Records contained in a dataset:
+--

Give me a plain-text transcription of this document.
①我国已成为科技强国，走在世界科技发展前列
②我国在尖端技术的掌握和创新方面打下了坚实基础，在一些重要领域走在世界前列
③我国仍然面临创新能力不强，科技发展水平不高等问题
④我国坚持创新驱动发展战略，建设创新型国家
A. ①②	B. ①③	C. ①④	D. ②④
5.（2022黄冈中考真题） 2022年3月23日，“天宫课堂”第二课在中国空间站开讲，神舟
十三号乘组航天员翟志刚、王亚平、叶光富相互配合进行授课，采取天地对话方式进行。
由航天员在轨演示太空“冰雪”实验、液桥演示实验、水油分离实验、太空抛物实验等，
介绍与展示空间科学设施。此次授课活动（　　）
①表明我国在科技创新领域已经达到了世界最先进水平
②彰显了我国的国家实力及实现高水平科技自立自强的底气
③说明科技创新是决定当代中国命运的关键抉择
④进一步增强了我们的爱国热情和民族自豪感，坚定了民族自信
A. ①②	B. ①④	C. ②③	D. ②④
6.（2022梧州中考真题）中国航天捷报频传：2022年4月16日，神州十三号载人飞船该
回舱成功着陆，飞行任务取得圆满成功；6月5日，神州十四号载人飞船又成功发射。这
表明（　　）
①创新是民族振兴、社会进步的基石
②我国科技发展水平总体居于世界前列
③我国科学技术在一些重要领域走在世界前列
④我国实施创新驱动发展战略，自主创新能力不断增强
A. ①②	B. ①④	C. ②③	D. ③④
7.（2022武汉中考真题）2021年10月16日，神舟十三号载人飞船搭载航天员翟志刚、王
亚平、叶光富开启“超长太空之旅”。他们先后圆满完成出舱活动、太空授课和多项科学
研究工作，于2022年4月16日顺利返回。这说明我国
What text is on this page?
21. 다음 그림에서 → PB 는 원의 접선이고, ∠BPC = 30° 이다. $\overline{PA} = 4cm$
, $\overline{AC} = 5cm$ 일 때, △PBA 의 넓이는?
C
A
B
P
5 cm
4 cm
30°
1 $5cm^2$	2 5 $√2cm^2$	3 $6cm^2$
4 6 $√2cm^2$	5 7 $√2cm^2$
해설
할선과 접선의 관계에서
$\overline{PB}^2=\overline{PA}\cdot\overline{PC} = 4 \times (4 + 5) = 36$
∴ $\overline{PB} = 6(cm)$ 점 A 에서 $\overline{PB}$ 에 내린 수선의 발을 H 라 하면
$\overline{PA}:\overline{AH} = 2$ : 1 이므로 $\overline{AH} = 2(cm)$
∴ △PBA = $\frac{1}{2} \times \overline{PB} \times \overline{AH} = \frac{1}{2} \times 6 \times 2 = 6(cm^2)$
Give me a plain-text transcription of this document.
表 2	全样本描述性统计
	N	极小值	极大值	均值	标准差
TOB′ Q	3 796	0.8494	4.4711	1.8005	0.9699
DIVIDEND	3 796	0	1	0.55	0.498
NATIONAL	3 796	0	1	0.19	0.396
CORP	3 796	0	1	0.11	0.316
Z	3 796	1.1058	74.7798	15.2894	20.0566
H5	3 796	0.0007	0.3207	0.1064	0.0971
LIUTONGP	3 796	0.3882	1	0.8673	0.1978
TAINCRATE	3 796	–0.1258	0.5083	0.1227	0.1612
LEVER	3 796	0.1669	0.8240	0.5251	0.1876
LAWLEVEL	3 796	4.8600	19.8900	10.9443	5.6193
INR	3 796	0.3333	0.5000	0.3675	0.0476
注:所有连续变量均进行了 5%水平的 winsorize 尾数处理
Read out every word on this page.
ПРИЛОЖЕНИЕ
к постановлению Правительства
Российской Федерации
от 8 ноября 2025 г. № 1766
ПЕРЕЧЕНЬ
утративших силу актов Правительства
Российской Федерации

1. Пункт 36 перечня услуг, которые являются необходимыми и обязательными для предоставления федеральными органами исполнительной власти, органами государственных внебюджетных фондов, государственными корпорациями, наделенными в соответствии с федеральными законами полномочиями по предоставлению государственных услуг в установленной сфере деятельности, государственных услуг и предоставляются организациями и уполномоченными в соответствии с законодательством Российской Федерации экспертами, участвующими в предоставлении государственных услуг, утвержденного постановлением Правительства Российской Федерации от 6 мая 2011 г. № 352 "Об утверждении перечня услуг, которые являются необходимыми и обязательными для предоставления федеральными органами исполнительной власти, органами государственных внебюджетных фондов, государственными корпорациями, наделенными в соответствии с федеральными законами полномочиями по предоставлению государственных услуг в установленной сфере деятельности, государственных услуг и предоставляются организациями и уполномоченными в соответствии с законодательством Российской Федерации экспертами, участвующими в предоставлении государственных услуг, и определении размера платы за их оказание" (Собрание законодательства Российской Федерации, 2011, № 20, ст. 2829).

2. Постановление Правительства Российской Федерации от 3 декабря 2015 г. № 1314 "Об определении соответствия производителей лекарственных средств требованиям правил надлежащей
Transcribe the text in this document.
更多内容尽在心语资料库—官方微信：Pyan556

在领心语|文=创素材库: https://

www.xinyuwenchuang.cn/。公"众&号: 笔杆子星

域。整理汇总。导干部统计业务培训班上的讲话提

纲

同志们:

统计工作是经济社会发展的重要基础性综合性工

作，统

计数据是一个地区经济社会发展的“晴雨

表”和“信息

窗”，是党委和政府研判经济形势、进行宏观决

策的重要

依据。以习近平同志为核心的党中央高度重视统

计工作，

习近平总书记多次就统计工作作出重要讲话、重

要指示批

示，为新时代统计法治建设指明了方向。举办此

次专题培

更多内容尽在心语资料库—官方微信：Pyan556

+--

PROBLEM DESCRIPTION:
Search the entries for the word "page" and gather every line where it appears.

TASK ANSWER:
What text is on this page?
Read out every word on this page.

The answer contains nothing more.